Copy out every line that contains the word "grid".

Data entries for graphics:
(begin)

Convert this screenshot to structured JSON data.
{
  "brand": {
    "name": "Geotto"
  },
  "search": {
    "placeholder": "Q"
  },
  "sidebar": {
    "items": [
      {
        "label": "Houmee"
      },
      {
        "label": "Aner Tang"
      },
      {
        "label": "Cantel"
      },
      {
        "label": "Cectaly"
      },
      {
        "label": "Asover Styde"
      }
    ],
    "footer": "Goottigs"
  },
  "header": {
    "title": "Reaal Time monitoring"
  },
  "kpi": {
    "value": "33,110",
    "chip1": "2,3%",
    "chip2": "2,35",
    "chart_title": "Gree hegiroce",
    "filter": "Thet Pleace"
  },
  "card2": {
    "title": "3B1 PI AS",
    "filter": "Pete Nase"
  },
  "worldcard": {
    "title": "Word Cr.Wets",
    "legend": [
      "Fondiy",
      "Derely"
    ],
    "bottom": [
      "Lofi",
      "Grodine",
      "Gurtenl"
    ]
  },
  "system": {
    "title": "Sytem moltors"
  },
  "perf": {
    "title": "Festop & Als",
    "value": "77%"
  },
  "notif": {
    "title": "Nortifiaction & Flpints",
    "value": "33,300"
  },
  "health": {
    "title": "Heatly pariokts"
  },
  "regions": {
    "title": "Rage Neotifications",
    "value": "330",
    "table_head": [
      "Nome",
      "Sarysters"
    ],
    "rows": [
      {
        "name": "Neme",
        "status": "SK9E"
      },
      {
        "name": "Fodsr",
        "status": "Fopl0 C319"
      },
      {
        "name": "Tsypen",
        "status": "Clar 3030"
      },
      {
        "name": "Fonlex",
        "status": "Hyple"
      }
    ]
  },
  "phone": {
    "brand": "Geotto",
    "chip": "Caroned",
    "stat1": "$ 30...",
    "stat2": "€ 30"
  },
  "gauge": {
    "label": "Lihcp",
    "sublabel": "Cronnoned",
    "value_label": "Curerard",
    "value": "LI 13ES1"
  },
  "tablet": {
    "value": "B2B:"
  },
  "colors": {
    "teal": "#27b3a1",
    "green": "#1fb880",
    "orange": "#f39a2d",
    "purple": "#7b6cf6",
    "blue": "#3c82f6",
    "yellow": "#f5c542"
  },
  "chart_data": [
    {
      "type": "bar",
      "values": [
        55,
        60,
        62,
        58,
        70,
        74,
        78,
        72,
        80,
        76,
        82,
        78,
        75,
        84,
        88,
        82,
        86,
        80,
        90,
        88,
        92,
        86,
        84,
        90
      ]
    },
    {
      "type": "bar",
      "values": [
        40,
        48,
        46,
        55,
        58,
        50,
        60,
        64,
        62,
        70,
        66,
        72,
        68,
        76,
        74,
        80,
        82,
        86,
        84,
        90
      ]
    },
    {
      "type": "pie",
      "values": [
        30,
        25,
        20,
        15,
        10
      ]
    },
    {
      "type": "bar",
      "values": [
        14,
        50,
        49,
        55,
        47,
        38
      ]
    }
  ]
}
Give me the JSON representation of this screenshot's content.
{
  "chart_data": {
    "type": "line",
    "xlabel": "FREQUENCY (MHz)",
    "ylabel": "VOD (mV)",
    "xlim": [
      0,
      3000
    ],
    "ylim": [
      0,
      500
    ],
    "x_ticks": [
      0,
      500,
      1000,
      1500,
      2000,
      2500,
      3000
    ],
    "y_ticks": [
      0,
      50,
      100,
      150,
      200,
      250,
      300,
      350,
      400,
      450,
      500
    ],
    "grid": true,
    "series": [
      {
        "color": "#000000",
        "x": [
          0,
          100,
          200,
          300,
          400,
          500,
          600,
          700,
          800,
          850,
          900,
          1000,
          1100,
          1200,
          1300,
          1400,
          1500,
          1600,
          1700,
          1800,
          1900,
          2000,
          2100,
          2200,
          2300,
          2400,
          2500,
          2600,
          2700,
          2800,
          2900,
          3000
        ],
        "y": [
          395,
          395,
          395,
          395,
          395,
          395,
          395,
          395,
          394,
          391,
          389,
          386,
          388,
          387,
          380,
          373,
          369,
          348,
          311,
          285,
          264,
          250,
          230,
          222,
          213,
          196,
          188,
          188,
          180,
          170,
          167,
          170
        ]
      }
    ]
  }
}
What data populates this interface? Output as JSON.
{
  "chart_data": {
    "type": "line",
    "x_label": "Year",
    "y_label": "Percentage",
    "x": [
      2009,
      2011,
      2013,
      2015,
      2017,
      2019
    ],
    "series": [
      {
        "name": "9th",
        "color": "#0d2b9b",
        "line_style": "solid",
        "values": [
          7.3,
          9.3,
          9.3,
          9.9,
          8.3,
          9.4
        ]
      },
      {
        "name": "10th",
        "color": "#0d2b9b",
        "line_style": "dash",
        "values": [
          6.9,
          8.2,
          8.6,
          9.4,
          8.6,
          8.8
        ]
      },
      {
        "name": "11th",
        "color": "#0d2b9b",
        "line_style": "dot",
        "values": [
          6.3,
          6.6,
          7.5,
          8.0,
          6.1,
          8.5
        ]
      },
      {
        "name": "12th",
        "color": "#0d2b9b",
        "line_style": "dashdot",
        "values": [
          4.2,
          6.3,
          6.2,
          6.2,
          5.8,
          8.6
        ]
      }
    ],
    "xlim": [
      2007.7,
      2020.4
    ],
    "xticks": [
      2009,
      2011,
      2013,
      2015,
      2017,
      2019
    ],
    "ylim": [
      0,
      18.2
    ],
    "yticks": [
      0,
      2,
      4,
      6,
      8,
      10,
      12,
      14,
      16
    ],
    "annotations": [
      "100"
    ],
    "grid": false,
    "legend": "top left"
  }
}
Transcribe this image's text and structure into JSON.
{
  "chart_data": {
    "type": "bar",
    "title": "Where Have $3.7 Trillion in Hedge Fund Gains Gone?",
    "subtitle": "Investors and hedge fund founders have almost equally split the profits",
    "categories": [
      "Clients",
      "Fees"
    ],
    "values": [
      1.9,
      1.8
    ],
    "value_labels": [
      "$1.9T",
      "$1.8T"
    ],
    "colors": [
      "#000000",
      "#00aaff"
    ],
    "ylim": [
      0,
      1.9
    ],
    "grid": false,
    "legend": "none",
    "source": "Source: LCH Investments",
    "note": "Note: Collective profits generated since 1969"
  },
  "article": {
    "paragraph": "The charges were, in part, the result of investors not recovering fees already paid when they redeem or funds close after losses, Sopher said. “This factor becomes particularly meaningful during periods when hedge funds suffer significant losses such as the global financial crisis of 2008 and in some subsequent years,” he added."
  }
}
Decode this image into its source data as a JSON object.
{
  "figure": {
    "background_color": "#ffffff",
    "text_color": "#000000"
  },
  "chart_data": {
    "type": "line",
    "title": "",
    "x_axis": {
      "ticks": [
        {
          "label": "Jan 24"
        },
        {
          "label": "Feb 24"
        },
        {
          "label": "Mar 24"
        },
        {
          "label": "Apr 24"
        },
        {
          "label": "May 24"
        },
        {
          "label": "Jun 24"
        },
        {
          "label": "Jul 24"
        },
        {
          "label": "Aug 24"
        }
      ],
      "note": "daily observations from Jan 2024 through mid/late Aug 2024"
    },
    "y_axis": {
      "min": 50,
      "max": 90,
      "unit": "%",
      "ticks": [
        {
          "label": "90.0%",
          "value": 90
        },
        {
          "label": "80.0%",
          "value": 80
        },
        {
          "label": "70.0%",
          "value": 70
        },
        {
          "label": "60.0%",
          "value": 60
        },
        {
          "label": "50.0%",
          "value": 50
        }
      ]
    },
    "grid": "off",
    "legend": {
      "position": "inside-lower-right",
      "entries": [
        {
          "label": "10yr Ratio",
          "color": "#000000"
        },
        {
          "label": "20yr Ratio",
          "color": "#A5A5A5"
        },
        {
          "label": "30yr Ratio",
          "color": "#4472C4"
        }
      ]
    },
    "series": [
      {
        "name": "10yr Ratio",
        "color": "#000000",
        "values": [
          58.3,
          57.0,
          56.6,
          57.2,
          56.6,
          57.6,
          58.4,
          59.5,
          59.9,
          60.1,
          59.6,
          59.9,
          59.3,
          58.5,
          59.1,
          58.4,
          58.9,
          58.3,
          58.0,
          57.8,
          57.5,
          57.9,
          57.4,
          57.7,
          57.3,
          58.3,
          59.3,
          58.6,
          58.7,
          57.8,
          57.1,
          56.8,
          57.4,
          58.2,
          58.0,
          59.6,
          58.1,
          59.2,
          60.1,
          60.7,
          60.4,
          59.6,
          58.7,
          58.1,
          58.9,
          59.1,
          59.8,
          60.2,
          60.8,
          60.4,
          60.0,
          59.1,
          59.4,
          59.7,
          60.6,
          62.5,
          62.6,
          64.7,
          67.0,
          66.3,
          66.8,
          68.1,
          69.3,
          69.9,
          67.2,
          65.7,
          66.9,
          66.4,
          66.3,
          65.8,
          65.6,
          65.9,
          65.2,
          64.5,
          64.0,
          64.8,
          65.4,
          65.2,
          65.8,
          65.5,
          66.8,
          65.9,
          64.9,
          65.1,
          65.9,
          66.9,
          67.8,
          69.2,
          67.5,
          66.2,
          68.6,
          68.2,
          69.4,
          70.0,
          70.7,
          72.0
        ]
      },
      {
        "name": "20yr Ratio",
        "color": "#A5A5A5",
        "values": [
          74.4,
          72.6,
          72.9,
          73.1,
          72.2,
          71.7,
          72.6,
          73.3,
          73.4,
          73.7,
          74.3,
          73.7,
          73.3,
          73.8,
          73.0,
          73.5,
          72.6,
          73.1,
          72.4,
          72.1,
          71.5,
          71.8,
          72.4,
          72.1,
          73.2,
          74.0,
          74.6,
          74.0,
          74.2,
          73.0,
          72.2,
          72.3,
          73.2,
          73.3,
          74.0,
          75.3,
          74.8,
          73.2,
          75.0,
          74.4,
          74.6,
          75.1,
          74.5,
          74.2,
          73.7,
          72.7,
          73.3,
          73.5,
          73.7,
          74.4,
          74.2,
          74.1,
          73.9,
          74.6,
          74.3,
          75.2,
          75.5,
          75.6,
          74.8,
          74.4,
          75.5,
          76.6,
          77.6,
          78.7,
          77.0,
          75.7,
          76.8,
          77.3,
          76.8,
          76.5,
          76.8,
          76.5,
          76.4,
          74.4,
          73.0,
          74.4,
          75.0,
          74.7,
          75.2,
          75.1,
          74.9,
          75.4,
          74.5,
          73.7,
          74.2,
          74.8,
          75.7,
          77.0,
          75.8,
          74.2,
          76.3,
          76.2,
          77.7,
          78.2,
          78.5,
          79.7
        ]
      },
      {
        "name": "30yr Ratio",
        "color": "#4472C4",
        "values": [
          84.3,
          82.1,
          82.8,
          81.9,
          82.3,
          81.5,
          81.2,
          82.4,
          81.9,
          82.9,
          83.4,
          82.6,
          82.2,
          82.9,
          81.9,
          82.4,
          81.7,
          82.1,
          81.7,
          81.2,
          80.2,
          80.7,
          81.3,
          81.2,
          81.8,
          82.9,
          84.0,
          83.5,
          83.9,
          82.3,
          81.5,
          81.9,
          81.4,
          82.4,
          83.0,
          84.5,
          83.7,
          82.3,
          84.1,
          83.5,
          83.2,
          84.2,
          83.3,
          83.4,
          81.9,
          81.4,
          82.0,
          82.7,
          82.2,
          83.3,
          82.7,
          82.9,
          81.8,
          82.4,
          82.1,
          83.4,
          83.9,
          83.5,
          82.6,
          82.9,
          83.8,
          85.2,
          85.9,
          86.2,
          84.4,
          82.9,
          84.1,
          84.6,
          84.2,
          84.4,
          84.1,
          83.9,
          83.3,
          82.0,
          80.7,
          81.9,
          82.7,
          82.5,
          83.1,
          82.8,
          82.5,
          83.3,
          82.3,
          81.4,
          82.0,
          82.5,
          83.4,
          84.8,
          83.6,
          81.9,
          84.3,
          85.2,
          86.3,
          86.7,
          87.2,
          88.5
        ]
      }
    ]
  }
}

(end)

**Reply**
    "grid": true,
    "grid": false,
    "grid": false,
    "grid": "off",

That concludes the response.